All of the entries need to be written out again, exactly as they are.

════════════════════

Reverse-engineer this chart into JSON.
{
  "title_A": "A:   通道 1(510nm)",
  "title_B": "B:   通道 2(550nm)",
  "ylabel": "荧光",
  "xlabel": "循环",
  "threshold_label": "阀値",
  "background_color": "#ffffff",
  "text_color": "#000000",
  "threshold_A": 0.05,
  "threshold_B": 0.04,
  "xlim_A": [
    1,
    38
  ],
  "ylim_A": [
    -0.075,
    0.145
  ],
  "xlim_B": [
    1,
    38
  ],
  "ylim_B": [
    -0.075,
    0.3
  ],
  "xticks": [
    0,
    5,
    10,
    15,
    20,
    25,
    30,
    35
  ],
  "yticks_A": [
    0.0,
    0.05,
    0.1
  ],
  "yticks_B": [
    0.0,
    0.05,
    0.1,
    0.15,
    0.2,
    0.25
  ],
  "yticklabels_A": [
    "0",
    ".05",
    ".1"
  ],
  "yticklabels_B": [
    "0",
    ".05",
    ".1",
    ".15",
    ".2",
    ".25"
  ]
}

════════════════════

= Output below =
Reverse-engineer this chart into JSON.
{
  "title_A": "A:   通道 1(510nm)",
  "title_B": "B:   通道 2(550nm)",
  "ylabel": "荧光",
  "xlabel": "循环",
  "threshold_label": "阀値",
  "background_color": "#ffffff",
  "text_color": "#000000",
  "threshold_A": 0.05,
  "threshold_B": 0.04,
  "xlim_A": [
    1,
    38
  ],
  "ylim_A": [
    -0.075,
    0.145
  ],
  "xlim_B": [
    1,
    38
  ],
  "ylim_B": [
    -0.075,
    0.3
  ],
  "xticks": [
    0,
    5,
    10,
    15,
    20,
    25,
    30,
    35
  ],
  "yticks_A": [
    0.0,
    0.05,
    0.1
  ],
  "yticks_B": [
    0.0,
    0.05,
    0.1,
    0.15,
    0.2,
    0.25
  ],
  "yticklabels_A": [
    "0",
    ".05",
    ".1"
  ],
  "yticklabels_B": [
    "0",
    ".05",
    ".1",
    ".15",
    ".2",
    ".25"
  ]
}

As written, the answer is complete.